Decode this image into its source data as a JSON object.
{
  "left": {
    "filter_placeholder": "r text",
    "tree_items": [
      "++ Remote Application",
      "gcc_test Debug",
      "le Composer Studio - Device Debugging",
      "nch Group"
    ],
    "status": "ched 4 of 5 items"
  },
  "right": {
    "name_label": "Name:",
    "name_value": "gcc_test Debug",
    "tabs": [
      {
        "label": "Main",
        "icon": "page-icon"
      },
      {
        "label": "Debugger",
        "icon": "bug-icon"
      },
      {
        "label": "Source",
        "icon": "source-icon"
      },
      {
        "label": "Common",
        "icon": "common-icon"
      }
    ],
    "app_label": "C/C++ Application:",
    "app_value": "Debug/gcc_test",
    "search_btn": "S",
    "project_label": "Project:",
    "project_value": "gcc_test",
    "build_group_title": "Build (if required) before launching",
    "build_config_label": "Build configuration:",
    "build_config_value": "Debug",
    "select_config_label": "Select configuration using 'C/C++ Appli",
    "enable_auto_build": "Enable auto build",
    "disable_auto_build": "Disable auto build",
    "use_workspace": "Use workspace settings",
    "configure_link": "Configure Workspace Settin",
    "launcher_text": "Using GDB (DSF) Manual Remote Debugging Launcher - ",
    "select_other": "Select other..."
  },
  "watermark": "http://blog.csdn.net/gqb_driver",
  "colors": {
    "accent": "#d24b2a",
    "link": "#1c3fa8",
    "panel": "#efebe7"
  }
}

§ What the task requires
Return each line that includes "Application".

§ Task response
      "++ Remote Application",
    "app_label": "C/C++ Application:",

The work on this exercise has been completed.